> [Required task]
Your task is to gather the lines below that hold the string "name".
## start Information shown
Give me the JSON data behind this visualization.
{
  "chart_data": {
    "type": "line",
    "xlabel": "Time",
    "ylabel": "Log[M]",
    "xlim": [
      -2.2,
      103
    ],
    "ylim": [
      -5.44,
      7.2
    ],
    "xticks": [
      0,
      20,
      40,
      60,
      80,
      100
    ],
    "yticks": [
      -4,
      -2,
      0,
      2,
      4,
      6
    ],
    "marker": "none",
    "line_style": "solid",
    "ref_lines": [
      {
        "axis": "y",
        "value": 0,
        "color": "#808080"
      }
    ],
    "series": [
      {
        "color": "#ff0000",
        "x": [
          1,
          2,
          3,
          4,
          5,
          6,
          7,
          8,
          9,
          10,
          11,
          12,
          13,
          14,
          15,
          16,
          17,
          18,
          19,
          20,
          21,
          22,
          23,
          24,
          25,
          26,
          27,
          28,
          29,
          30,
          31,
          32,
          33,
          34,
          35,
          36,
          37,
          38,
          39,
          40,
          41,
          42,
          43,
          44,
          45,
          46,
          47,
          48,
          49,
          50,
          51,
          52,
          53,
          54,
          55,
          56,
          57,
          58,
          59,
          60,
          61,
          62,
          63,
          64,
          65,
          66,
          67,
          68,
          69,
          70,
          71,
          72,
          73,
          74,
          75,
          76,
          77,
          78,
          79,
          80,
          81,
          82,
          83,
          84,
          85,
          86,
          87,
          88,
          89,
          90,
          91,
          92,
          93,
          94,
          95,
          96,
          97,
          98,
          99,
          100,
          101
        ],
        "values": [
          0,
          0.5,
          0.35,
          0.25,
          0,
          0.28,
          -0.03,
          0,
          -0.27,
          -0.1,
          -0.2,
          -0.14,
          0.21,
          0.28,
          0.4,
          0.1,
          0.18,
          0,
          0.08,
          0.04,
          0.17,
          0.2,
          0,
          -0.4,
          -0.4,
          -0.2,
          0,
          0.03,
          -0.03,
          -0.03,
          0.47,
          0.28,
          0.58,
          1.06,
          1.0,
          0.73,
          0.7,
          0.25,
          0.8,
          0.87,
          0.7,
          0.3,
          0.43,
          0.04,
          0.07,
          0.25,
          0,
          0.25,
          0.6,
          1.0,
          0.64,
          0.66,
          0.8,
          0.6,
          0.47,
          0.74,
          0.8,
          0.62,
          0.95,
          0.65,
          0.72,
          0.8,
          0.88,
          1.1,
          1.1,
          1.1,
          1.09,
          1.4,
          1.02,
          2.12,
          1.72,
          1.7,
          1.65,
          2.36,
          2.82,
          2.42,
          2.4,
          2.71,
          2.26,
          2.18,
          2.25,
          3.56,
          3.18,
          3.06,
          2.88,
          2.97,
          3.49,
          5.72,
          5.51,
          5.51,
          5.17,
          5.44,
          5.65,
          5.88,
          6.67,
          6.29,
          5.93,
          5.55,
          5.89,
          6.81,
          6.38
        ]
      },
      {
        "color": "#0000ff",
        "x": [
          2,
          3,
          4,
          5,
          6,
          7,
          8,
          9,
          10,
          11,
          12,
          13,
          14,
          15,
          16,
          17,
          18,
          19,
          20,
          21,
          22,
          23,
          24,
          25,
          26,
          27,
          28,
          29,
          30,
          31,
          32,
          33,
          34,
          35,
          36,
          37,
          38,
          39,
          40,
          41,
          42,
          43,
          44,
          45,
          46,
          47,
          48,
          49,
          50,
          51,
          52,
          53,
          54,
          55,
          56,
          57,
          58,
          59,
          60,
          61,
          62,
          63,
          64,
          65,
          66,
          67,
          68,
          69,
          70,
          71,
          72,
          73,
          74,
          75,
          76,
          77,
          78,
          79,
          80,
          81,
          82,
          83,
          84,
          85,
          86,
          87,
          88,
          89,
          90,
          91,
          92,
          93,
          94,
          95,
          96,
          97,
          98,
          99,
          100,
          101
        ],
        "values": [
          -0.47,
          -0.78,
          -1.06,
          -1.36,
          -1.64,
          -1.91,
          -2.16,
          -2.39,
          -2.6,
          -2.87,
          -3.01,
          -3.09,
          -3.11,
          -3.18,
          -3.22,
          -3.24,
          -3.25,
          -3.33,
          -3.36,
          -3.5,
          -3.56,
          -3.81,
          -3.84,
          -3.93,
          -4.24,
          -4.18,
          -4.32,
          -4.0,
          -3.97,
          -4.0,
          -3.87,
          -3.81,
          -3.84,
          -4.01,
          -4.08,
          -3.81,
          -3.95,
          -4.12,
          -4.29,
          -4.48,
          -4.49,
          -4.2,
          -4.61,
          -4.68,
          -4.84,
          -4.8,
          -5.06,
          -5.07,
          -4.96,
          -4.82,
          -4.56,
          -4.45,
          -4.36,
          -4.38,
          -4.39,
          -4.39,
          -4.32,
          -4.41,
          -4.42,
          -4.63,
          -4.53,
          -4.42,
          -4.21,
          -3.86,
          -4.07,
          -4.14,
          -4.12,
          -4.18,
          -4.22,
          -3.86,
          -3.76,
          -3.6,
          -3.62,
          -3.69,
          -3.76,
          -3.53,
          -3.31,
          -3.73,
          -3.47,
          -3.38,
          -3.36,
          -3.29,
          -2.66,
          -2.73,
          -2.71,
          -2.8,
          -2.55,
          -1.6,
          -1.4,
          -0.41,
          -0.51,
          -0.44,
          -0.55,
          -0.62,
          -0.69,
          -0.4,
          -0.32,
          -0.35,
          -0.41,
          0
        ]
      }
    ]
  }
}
## end Information shown
## start Information shown
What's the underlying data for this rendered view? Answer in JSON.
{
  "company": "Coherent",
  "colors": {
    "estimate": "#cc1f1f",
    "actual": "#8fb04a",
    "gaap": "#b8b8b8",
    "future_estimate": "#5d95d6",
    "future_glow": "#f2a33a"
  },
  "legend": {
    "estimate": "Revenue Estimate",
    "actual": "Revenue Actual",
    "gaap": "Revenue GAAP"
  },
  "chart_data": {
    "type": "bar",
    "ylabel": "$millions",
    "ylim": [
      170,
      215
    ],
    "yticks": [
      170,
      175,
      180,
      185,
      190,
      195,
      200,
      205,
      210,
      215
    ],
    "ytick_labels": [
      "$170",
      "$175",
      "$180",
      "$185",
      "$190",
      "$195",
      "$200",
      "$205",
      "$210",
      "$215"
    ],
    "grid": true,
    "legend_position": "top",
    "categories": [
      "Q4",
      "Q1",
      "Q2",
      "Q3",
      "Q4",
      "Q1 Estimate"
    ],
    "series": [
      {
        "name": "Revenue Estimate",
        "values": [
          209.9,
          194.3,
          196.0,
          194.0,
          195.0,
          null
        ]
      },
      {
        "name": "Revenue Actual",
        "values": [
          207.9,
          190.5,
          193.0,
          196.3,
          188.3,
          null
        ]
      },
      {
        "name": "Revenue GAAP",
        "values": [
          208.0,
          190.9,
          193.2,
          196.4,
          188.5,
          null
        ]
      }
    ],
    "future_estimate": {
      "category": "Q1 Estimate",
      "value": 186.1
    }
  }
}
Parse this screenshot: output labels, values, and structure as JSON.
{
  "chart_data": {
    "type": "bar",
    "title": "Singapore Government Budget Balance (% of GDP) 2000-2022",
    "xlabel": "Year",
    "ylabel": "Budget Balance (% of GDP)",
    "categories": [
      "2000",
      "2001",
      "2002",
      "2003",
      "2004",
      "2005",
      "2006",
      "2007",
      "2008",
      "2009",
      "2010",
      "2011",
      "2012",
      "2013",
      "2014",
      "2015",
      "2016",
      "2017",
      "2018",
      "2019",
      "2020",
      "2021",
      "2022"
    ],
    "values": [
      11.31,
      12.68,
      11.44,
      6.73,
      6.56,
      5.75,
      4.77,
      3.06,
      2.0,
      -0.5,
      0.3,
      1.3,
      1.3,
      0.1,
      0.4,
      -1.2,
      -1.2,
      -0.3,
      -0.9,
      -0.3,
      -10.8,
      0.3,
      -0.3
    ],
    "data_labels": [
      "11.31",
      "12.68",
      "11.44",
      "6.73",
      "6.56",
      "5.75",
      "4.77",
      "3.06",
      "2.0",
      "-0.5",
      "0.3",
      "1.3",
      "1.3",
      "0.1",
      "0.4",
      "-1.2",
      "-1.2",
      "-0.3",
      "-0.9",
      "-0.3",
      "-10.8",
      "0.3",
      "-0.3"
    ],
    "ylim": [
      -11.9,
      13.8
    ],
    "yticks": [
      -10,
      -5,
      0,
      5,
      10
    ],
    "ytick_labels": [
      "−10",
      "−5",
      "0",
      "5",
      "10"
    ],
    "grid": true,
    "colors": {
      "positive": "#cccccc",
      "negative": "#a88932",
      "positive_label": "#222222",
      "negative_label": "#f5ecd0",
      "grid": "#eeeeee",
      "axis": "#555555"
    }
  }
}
## end Information shown
> [Task solution]
        "name": "Revenue Estimate",
        "name": "Revenue Actual",
        "name": "Revenue GAAP",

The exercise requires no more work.